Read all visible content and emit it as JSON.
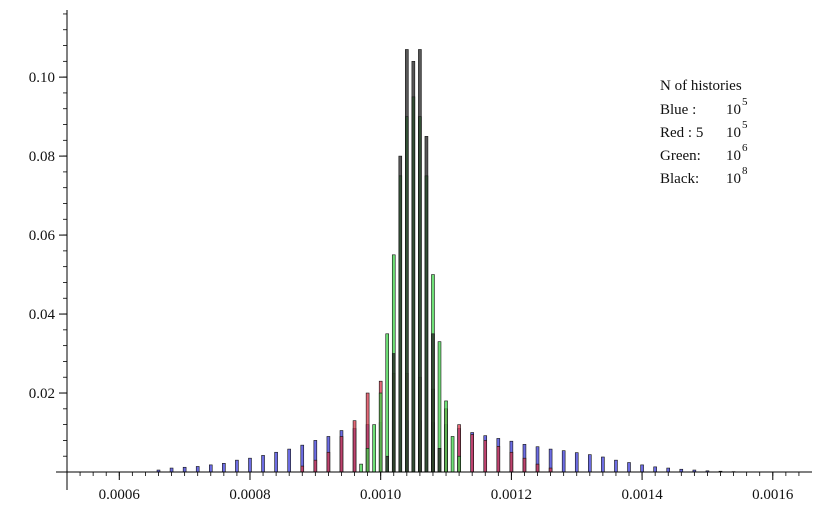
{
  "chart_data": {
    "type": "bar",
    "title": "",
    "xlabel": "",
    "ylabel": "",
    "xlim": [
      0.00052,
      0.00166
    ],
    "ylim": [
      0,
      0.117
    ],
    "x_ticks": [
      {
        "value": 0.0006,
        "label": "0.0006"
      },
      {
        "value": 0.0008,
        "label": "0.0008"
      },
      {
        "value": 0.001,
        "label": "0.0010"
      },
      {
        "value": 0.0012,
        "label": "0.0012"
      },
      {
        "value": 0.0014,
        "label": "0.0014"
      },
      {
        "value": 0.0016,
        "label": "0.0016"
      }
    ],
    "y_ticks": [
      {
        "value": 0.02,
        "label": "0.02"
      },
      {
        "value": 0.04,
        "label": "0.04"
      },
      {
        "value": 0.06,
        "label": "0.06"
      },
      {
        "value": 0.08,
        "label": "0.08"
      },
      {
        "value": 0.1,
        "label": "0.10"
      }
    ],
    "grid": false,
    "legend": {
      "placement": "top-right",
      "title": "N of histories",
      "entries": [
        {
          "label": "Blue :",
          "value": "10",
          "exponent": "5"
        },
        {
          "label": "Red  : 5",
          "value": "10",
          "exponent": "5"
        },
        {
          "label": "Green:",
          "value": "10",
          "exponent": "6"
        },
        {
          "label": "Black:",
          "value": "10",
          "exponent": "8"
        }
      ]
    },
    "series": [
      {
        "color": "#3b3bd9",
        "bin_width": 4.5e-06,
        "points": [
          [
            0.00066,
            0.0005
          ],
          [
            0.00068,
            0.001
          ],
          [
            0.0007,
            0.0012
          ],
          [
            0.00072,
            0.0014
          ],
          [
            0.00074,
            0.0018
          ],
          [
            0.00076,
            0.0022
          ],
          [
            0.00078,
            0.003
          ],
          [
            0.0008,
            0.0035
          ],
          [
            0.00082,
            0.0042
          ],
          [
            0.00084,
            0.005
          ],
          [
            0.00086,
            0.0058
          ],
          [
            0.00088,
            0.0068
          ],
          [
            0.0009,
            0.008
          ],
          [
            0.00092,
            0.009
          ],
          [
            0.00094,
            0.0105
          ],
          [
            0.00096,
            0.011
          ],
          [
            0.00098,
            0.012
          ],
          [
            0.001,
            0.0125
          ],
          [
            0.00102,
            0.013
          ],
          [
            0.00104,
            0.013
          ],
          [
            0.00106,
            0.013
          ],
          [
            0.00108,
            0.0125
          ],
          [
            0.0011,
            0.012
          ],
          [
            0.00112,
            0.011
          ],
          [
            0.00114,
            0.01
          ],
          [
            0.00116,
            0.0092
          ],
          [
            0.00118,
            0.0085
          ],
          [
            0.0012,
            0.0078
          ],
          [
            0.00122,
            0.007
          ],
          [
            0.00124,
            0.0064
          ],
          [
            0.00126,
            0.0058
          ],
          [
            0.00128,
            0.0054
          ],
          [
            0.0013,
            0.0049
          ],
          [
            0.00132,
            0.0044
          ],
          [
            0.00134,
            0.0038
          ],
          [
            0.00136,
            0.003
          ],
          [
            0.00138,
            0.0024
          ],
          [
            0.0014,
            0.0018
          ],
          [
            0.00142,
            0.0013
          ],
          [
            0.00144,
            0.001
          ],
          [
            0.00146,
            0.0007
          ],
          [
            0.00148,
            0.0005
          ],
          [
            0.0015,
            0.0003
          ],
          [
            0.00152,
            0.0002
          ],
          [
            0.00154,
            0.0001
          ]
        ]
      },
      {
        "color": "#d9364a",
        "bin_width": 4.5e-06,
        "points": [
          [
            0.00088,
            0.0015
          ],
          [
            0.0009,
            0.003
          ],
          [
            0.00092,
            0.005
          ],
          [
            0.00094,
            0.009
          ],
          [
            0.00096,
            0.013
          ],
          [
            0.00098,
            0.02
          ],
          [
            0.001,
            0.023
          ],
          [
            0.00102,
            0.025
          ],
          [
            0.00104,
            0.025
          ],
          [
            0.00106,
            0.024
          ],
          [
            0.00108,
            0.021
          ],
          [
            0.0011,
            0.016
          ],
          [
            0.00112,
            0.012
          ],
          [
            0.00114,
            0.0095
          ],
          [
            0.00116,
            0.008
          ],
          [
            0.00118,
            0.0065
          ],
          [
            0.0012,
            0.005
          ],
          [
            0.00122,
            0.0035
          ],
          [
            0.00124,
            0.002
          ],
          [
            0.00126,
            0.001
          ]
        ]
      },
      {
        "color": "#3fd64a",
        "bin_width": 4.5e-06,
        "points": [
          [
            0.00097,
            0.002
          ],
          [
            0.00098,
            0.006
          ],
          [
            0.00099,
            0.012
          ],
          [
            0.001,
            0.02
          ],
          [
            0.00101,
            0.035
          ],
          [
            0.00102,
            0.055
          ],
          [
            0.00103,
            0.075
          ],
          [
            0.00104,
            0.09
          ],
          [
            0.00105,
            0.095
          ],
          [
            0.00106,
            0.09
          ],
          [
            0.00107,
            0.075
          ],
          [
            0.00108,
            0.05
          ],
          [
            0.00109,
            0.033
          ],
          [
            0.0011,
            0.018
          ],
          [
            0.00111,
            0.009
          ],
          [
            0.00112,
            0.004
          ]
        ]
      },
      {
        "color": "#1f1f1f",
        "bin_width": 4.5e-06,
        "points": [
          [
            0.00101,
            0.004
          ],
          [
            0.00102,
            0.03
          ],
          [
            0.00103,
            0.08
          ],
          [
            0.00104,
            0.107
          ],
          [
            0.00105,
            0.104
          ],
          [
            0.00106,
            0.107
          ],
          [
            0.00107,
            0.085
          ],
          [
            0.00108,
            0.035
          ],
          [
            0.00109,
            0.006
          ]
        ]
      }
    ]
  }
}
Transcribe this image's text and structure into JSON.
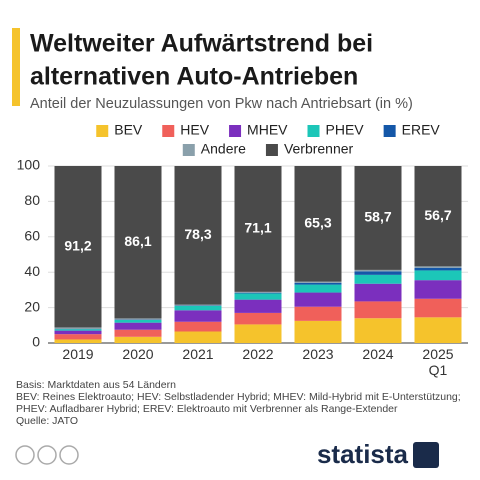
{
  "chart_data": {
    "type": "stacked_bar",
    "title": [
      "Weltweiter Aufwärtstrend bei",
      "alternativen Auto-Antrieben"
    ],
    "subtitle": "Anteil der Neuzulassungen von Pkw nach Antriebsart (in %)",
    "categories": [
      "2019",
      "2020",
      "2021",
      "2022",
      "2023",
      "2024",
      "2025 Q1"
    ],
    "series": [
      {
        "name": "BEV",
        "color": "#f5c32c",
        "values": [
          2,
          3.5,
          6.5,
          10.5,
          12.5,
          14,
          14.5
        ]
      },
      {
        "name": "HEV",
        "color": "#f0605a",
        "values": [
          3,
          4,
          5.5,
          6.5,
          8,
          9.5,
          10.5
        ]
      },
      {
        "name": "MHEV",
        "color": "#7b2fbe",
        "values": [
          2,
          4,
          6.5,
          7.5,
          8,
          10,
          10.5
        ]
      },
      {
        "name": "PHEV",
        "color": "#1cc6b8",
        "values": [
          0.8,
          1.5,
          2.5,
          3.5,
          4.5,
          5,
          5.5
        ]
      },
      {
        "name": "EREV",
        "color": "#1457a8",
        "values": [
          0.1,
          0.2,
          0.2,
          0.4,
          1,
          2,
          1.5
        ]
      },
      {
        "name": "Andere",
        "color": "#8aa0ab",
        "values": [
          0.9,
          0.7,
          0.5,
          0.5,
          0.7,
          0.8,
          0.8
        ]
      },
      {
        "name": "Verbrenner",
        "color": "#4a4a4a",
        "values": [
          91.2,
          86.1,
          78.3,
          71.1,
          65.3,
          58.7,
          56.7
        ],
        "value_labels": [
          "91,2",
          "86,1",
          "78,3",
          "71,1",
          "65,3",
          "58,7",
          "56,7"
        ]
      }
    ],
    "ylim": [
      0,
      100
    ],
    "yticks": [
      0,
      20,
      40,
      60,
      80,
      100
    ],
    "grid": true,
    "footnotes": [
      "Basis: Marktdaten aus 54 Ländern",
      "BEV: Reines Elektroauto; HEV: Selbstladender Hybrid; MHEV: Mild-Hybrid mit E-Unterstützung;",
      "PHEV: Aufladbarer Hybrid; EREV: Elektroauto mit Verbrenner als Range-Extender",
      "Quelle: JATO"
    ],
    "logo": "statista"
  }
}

● Exercise requirements
From the entries, copy out each line containing the word "EREV".

● Completed task
        "name": "EREV",
      "PHEV: Aufladbarer Hybrid; EREV: Elektroauto mit Verbrenner als Range-Extender",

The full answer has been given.